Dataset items

+ + + + + + +

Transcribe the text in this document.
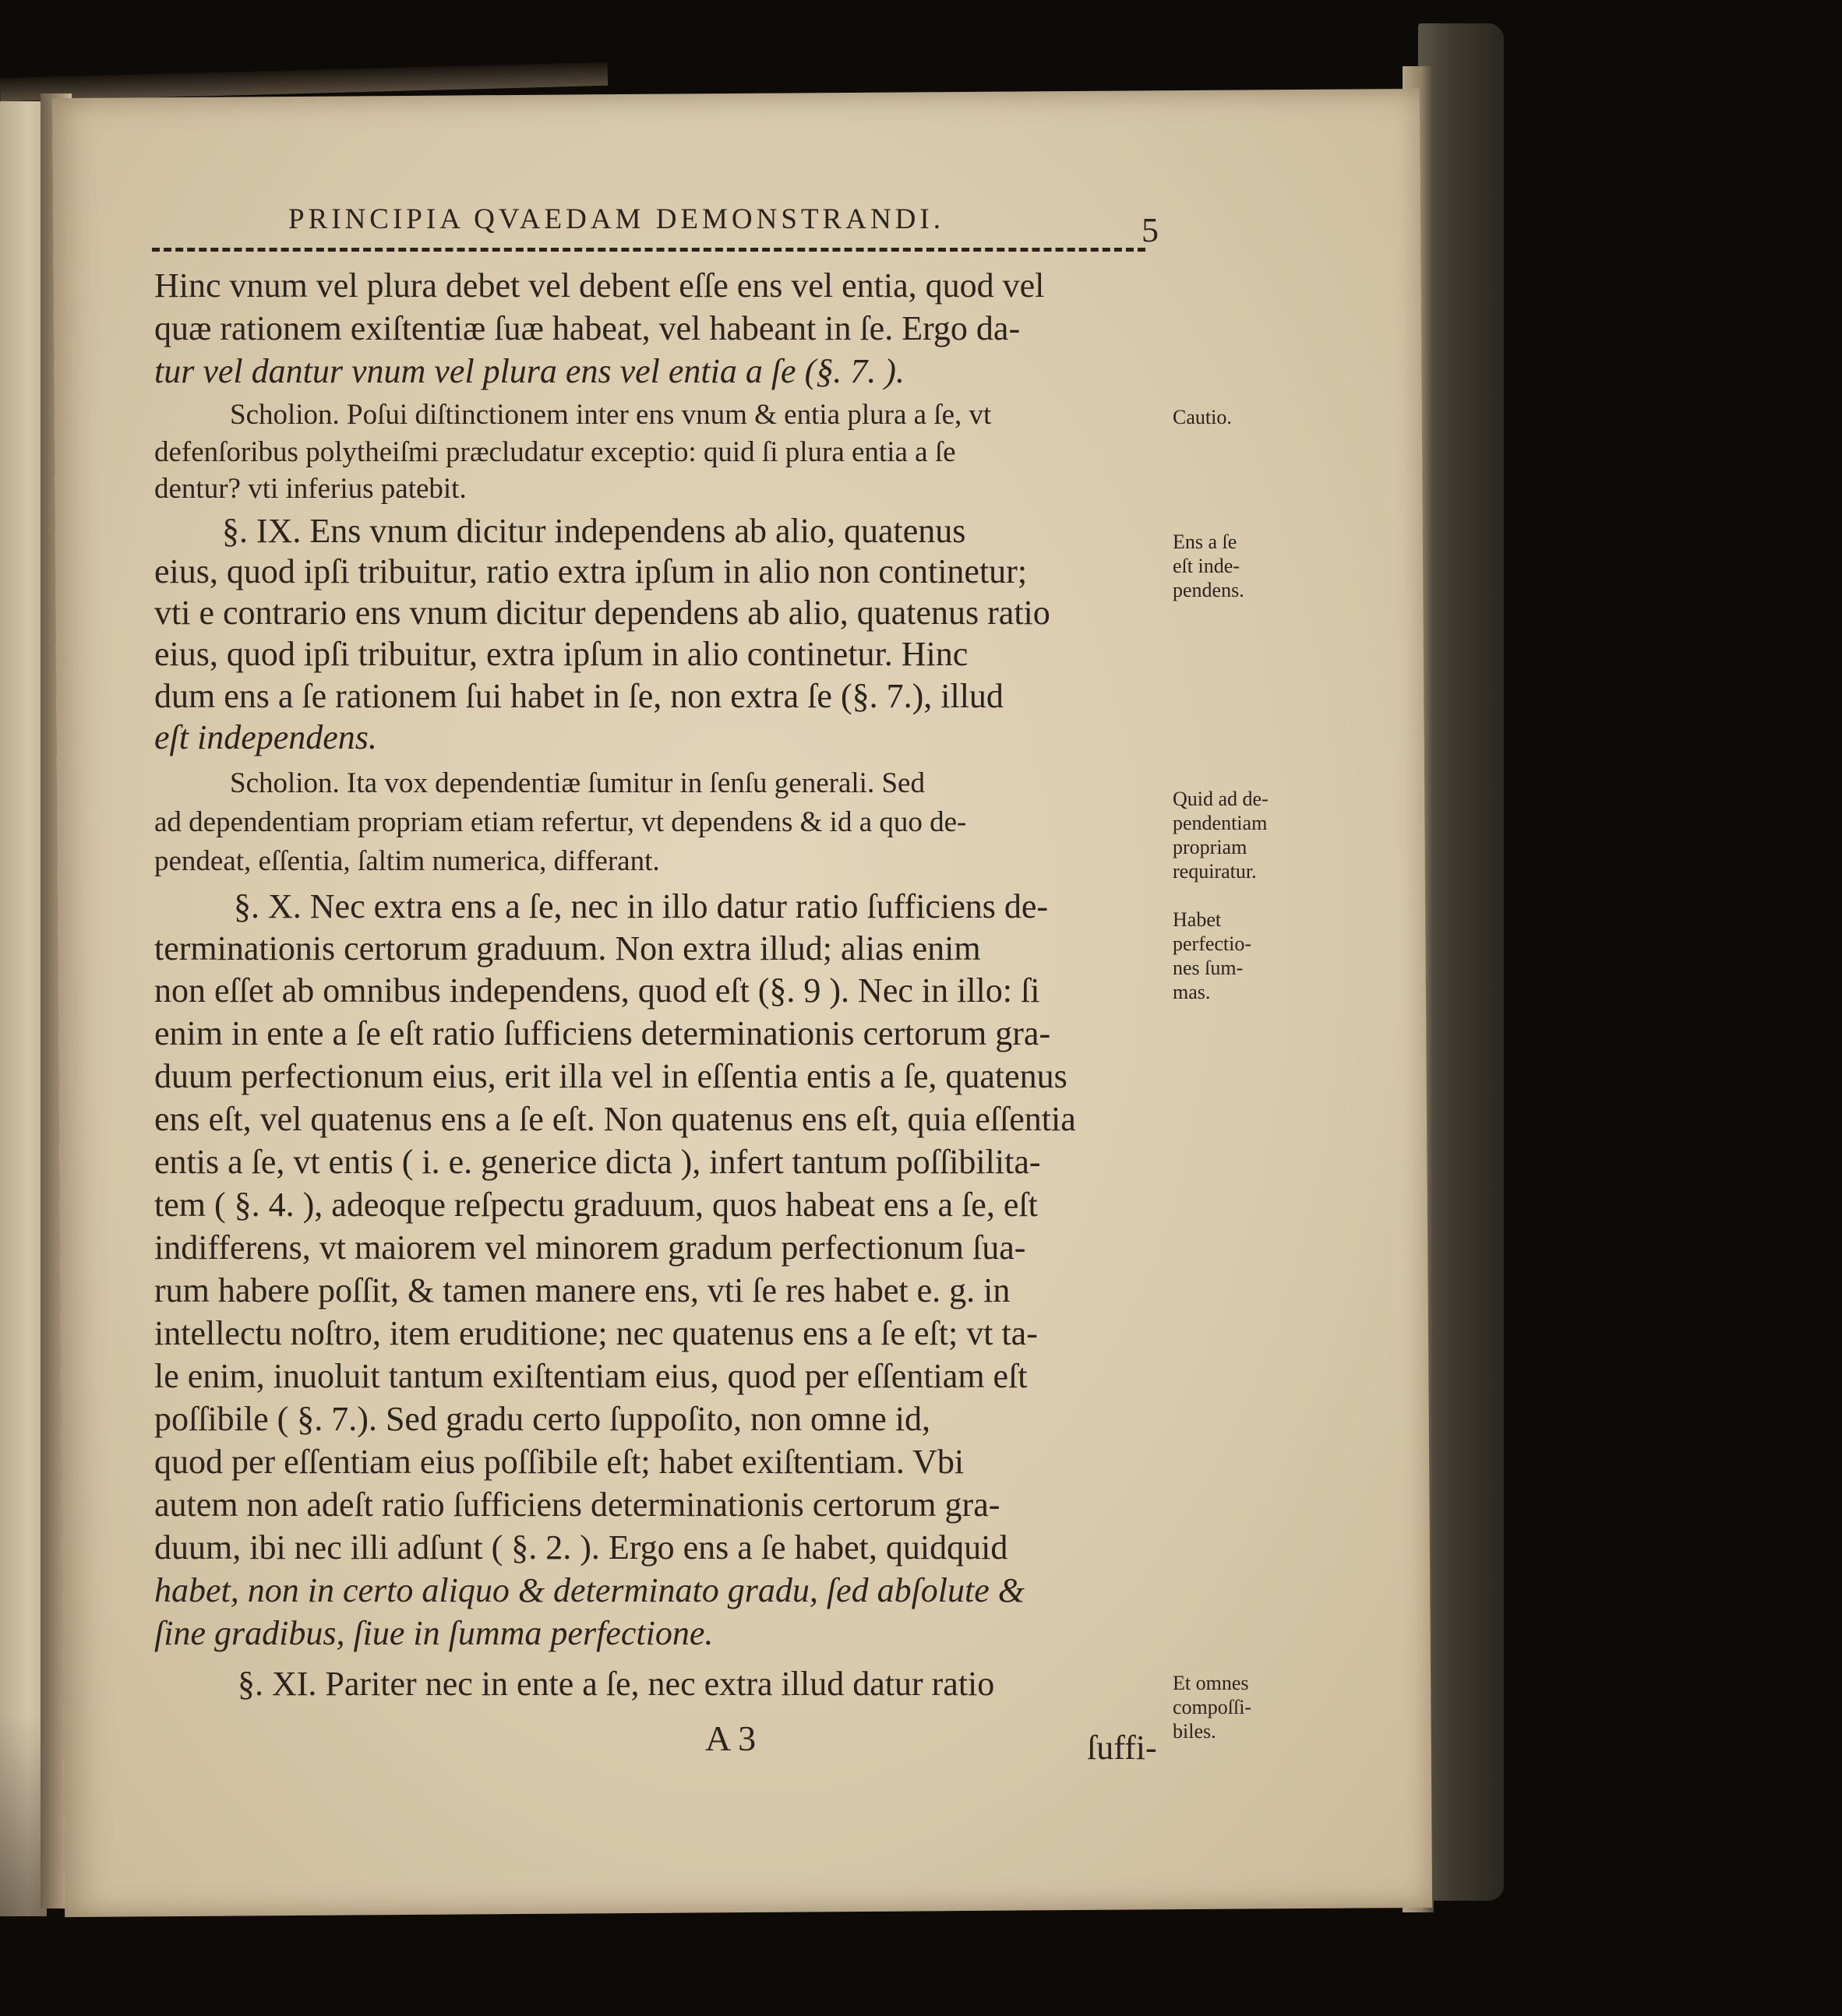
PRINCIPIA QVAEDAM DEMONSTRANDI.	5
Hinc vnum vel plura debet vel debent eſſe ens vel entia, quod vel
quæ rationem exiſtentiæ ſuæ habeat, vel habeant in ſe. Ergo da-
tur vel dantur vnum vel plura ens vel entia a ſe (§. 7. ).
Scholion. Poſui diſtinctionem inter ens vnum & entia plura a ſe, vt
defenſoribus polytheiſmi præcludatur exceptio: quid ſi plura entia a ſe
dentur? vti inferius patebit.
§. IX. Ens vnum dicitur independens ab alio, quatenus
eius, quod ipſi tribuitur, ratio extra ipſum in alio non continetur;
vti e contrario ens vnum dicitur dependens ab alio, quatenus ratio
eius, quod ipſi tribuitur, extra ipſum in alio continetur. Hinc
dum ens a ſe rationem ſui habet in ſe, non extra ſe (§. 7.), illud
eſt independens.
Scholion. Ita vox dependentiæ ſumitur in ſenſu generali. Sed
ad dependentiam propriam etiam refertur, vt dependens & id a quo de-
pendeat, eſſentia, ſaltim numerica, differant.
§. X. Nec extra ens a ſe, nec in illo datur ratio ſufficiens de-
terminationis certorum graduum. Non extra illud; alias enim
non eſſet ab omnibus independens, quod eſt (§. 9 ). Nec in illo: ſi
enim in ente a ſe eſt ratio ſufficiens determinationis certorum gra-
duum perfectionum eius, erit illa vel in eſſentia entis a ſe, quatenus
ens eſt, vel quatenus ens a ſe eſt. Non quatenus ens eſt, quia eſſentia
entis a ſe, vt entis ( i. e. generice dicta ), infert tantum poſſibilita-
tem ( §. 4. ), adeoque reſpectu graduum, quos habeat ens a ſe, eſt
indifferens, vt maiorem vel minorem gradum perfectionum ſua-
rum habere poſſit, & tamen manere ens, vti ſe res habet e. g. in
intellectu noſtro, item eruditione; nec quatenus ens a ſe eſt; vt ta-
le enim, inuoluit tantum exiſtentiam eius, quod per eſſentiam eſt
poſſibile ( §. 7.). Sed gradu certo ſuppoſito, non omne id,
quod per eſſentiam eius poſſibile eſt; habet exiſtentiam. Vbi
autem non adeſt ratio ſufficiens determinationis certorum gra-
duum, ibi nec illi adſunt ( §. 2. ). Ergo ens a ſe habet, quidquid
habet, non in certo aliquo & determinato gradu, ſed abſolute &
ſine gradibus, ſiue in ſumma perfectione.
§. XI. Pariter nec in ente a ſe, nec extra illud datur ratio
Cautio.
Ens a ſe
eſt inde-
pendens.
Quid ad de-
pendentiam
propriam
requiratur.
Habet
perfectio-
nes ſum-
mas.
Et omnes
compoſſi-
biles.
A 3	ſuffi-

+ + + + + + +

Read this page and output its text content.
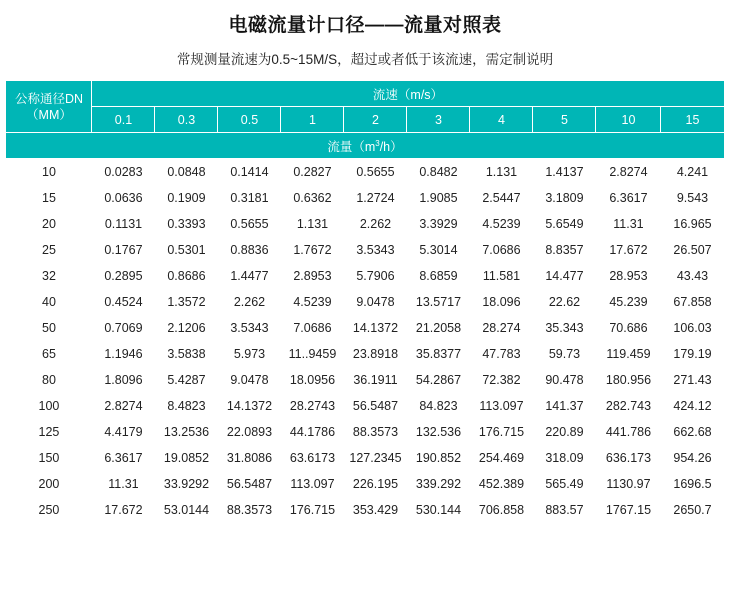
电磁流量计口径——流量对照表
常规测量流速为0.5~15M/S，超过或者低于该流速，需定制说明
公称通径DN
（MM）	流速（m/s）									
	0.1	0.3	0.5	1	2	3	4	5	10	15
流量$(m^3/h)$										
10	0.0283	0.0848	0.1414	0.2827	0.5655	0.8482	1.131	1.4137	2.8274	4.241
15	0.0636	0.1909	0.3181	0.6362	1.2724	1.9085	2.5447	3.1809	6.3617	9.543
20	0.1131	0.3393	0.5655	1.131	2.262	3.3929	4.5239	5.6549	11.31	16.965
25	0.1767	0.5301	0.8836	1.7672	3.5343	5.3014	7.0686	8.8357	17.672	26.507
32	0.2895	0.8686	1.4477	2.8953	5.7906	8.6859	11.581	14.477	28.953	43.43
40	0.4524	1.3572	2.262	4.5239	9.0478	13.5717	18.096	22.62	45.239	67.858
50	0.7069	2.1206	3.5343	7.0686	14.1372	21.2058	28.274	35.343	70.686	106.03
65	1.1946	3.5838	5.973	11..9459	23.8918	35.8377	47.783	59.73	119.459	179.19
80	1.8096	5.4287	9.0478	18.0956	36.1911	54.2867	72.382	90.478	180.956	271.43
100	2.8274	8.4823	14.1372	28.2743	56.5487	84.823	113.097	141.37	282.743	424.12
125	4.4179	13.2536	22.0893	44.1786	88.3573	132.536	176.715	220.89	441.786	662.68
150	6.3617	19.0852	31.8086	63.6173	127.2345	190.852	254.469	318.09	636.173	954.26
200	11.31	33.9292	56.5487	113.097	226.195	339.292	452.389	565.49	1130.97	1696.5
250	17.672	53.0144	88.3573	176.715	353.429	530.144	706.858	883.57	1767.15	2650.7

+ + + + + + +

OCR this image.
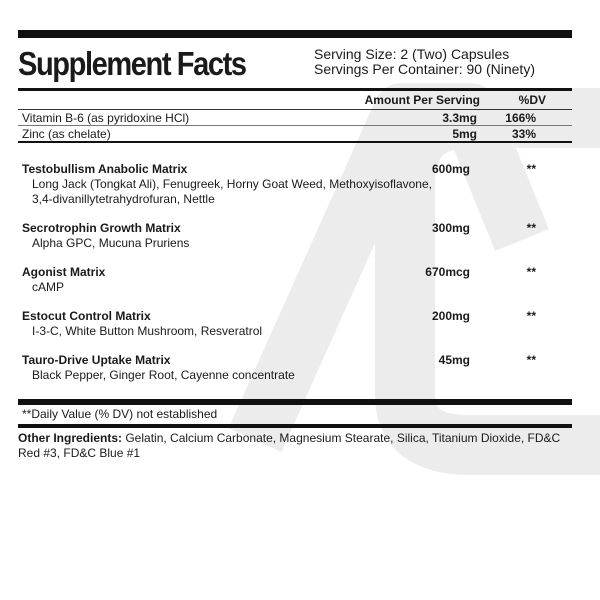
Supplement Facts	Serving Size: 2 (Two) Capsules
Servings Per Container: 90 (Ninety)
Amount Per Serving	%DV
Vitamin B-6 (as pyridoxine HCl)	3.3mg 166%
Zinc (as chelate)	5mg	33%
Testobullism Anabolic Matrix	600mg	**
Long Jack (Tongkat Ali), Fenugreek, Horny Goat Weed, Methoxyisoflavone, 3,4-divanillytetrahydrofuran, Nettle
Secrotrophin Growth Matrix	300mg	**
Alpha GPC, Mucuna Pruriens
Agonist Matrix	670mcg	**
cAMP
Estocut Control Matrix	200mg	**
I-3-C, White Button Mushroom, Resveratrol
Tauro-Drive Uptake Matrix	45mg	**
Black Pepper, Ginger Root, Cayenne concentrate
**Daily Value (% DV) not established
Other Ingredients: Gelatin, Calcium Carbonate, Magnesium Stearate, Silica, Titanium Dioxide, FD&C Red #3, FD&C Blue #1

+ + + + + + +

Return each line with "ipſum".

## Problem solution
eius, quod ipſi tribuitur, ratio extra ipſum in alio non continetur;
eius, quod ipſi tribuitur, extra ipſum in alio continetur. Hinc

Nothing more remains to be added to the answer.